--- Work to be completed ---
Edit the lines that begin at the one containing "Patent image size: (1032, 586)." and end after the one containing "The tire T is at (195, 356)." by replacing "plan view" with "top view", then write out only those lines with nothing else changed.

--- Supplied entries ---
==========

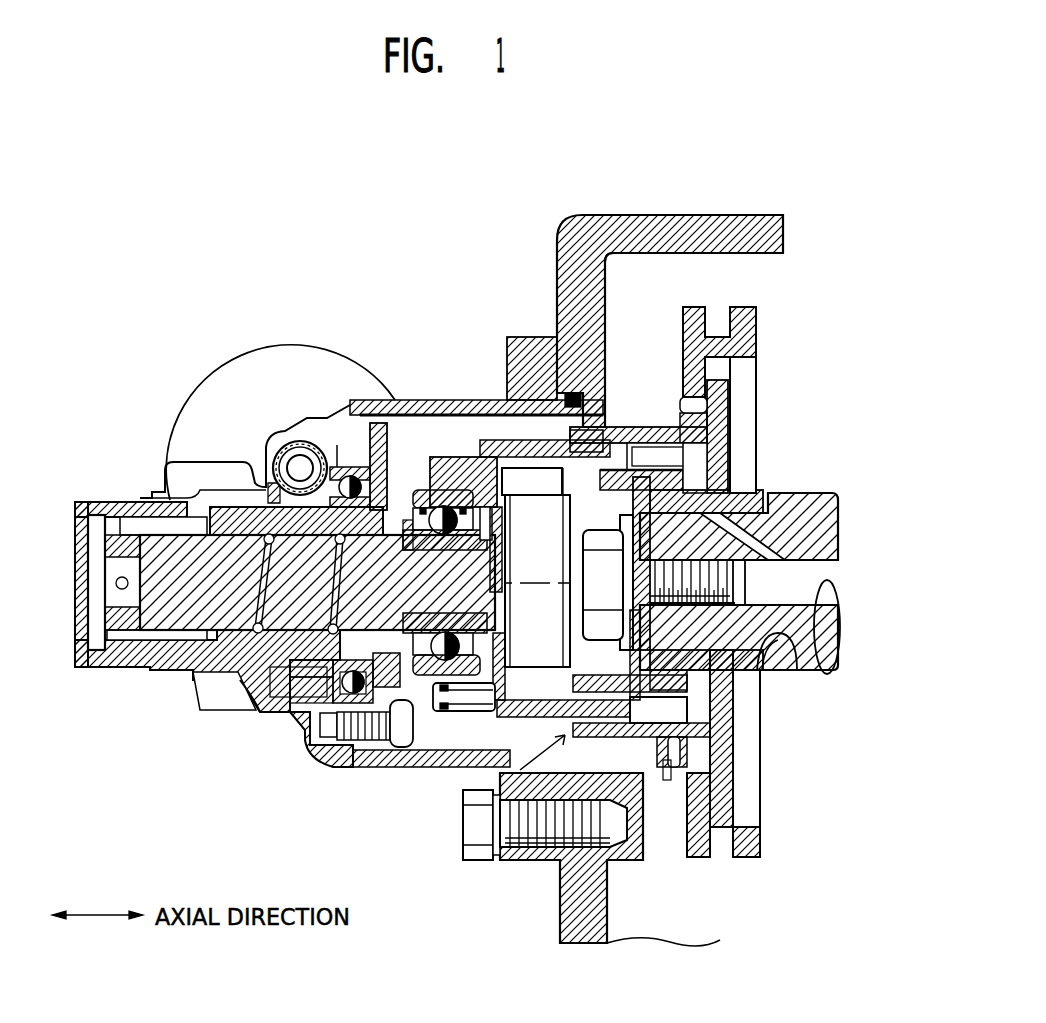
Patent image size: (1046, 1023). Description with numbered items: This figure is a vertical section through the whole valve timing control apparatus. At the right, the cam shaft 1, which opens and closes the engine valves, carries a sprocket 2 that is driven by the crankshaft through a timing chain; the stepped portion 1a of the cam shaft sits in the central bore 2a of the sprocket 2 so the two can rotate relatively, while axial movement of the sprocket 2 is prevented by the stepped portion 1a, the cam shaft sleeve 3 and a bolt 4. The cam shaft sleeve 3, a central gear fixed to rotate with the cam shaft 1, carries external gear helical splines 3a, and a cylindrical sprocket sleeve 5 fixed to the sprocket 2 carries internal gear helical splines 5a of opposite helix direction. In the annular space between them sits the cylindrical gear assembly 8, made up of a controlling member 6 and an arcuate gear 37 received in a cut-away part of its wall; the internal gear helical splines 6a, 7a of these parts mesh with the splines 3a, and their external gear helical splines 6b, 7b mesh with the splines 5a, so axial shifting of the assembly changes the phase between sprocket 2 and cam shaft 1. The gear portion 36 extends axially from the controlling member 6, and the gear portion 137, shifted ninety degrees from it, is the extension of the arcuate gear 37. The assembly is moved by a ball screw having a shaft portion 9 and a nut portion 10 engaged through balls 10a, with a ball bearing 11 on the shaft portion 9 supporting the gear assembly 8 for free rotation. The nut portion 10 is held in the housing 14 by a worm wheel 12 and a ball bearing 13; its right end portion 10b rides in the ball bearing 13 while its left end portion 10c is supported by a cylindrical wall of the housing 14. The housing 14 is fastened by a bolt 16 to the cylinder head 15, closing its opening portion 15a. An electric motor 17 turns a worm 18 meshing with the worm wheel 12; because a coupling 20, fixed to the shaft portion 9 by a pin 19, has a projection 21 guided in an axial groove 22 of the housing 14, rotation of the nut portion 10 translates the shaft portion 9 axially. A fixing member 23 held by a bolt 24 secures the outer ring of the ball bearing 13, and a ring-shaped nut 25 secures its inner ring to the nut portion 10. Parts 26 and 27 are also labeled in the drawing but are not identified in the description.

==========

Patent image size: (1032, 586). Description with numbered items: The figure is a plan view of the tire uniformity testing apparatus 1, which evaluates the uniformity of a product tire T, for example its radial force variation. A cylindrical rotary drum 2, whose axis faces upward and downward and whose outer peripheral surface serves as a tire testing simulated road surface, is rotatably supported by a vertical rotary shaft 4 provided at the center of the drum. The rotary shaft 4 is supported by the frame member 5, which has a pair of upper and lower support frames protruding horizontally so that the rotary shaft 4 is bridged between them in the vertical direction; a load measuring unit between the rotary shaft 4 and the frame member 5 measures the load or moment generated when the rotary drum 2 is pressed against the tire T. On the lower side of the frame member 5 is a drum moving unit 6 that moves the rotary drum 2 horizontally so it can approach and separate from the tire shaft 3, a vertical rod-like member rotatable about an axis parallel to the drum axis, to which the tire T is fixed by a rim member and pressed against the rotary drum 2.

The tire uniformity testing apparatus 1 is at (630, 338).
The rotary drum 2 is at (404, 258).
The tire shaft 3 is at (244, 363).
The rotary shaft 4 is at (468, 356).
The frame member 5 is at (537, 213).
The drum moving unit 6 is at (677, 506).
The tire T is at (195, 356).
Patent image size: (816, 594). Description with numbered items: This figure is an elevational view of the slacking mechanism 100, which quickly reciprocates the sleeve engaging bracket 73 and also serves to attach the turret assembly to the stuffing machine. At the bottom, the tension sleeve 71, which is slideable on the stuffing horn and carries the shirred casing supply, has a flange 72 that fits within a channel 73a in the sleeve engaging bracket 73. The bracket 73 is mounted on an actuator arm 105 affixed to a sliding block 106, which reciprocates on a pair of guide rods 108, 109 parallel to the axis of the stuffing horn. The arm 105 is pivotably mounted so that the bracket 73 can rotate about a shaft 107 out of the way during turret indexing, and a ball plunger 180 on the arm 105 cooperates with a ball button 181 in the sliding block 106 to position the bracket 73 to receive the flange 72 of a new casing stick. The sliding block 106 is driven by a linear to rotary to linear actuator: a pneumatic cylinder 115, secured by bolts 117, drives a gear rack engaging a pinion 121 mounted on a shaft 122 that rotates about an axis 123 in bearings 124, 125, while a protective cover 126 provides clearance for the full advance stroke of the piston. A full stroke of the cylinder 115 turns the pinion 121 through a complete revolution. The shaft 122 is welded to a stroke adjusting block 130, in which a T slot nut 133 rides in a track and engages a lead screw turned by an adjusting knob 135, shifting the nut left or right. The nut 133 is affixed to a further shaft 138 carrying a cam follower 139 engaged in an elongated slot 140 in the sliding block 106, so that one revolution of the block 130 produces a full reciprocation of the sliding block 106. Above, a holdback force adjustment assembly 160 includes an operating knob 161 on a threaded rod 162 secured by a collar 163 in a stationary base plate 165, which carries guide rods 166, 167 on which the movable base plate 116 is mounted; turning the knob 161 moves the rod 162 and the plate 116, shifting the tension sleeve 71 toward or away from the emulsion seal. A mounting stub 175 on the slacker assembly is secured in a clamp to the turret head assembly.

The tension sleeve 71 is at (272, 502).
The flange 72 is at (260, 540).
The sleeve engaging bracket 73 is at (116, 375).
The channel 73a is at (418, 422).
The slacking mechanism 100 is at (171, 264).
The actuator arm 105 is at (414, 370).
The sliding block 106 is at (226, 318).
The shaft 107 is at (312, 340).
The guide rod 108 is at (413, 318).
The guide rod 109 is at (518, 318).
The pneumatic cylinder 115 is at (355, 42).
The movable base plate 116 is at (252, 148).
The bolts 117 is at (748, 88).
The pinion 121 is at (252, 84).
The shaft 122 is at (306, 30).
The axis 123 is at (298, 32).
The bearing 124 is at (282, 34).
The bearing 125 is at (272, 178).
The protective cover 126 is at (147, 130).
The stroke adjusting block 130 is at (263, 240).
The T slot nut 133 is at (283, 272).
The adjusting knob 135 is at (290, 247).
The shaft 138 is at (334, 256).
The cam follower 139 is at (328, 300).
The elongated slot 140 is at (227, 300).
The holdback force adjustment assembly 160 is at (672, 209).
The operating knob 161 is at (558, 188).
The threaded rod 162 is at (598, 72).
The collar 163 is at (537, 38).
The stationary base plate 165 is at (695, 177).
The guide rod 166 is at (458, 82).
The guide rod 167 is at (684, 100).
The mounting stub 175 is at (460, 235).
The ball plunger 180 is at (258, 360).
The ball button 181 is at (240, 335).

==========

--- Reply ---
Patent image size: (1032, 586). Description with numbered items: The figure is a top view of the tire uniformity testing apparatus 1, which evaluates the uniformity of a product tire T, for example its radial force variation. A cylindrical rotary drum 2, whose axis faces upward and downward and whose outer peripheral surface serves as a tire testing simulated road surface, is rotatably supported by a vertical rotary shaft 4 provided at the center of the drum. The rotary shaft 4 is supported by the frame member 5, which has a pair of upper and lower support frames protruding horizontally so that the rotary shaft 4 is bridged between them in the vertical direction; a load measuring unit between the rotary shaft 4 and the frame member 5 measures the load or moment generated when the rotary drum 2 is pressed against the tire T. On the lower side of the frame member 5 is a drum moving unit 6 that moves the rotary drum 2 horizontally so it can approach and separate from the tire shaft 3, a vertical rod-like member rotatable about an axis parallel to the drum axis, to which the tire T is fixed by a rim member and pressed against the rotary drum 2.

The tire uniformity testing apparatus 1 is at (630, 338).
The rotary drum 2 is at (404, 258).
The tire shaft 3 is at (244, 363).
The rotary shaft 4 is at (468, 356).
The frame member 5 is at (537, 213).
The drum moving unit 6 is at (677, 506).
The tire T is at (195, 356).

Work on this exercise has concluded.